EXERCISE MATERIALS:

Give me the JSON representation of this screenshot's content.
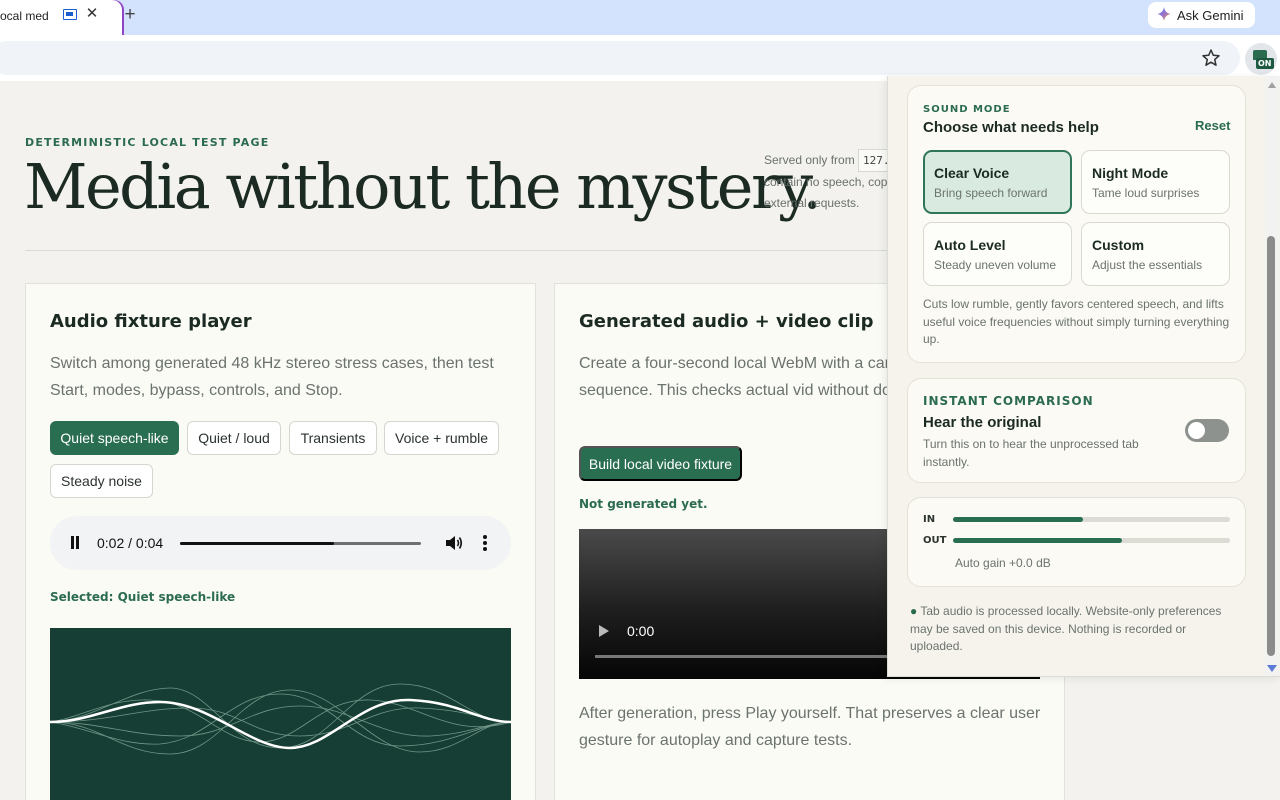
{
  "browser": {
    "tab_title": "ocal media",
    "tab_close": "✕",
    "new_tab": "+",
    "ask_gemini": "Ask Gemini",
    "extension_badge": "ON"
  },
  "page": {
    "eyebrow": "DETERMINISTIC LOCAL TEST PAGE",
    "hero": "Media without the mystery.",
    "served_line1_prefix": "Served only from",
    "served_chip": "127.",
    "served_line2": "contain no speech, cop",
    "served_line3": "external requests."
  },
  "audio_card": {
    "title": "Audio fixture player",
    "description": "Switch among generated 48 kHz stereo stress cases, then test Start, modes, bypass, controls, and Stop.",
    "chips": [
      "Quiet speech-like",
      "Quiet / loud",
      "Transients",
      "Voice + rumble",
      "Steady noise"
    ],
    "active_chip": "Quiet speech-like",
    "time": "0:02 / 0:04",
    "progress": 0.64,
    "selected": "Selected: Quiet speech-like"
  },
  "video_card": {
    "title": "Generated audio + video clip",
    "description": "Create a four-second local WebM with a car simple tone sequence. This checks actual vid without downloading media.",
    "build_button": "Build local video fixture",
    "status": "Not generated yet.",
    "video_time": "0:00",
    "after": "After generation, press Play yourself. That preserves a clear user gesture for autoplay and capture tests."
  },
  "popup": {
    "sound_mode": {
      "eyebrow": "SOUND MODE",
      "title": "Choose what needs help",
      "reset": "Reset",
      "modes": [
        {
          "name": "Clear Voice",
          "sub": "Bring speech forward",
          "active": true
        },
        {
          "name": "Night Mode",
          "sub": "Tame loud surprises",
          "active": false
        },
        {
          "name": "Auto Level",
          "sub": "Steady uneven volume",
          "active": false
        },
        {
          "name": "Custom",
          "sub": "Adjust the essentials",
          "active": false
        }
      ],
      "description": "Cuts low rumble, gently favors centered speech, and lifts useful voice frequencies without simply turning everything up."
    },
    "comparison": {
      "eyebrow": "INSTANT COMPARISON",
      "title": "Hear the original",
      "description": "Turn this on to hear the unprocessed tab instantly.",
      "toggle_on": false
    },
    "meters": {
      "in_label": "IN",
      "in_level": 0.47,
      "out_label": "OUT",
      "out_level": 0.61,
      "gain": "Auto gain +0.0 dB"
    },
    "privacy_bullet": "●",
    "privacy": "Tab audio is processed locally. Website-only preferences may be saved on this device. Nothing is recorded or uploaded."
  },
  "colors": {
    "accent": "#2a6e52",
    "waveform_bg": "#173e34",
    "tab_strip": "#d3e3fd"
  }
}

REQUIREMENTS: Go through the material above and print all of it exactly, except the pictures.

WRITTEN RESPONSE:
Give me the JSON representation of this screenshot's content.
{
  "browser": {
    "tab_title": "ocal media",
    "tab_close": "✕",
    "new_tab": "+",
    "ask_gemini": "Ask Gemini",
    "extension_badge": "ON"
  },
  "page": {
    "eyebrow": "DETERMINISTIC LOCAL TEST PAGE",
    "hero": "Media without the mystery.",
    "served_line1_prefix": "Served only from",
    "served_chip": "127.",
    "served_line2": "contain no speech, cop",
    "served_line3": "external requests."
  },
  "audio_card": {
    "title": "Audio fixture player",
    "description": "Switch among generated 48 kHz stereo stress cases, then test Start, modes, bypass, controls, and Stop.",
    "chips": [
      "Quiet speech-like",
      "Quiet / loud",
      "Transients",
      "Voice + rumble",
      "Steady noise"
    ],
    "active_chip": "Quiet speech-like",
    "time": "0:02 / 0:04",
    "progress": 0.64,
    "selected": "Selected: Quiet speech-like"
  },
  "video_card": {
    "title": "Generated audio + video clip",
    "description": "Create a four-second local WebM with a car simple tone sequence. This checks actual vid without downloading media.",
    "build_button": "Build local video fixture",
    "status": "Not generated yet.",
    "video_time": "0:00",
    "after": "After generation, press Play yourself. That preserves a clear user gesture for autoplay and capture tests."
  },
  "popup": {
    "sound_mode": {
      "eyebrow": "SOUND MODE",
      "title": "Choose what needs help",
      "reset": "Reset",
      "modes": [
        {
          "name": "Clear Voice",
          "sub": "Bring speech forward",
          "active": true
        },
        {
          "name": "Night Mode",
          "sub": "Tame loud surprises",
          "active": false
        },
        {
          "name": "Auto Level",
          "sub": "Steady uneven volume",
          "active": false
        },
        {
          "name": "Custom",
          "sub": "Adjust the essentials",
          "active": false
        }
      ],
      "description": "Cuts low rumble, gently favors centered speech, and lifts useful voice frequencies without simply turning everything up."
    },
    "comparison": {
      "eyebrow": "INSTANT COMPARISON",
      "title": "Hear the original",
      "description": "Turn this on to hear the unprocessed tab instantly.",
      "toggle_on": false
    },
    "meters": {
      "in_label": "IN",
      "in_level": 0.47,
      "out_label": "OUT",
      "out_level": 0.61,
      "gain": "Auto gain +0.0 dB"
    },
    "privacy_bullet": "●",
    "privacy": "Tab audio is processed locally. Website-only preferences may be saved on this device. Nothing is recorded or uploaded."
  },
  "colors": {
    "accent": "#2a6e52",
    "waveform_bg": "#173e34",
    "tab_strip": "#d3e3fd"
  }
}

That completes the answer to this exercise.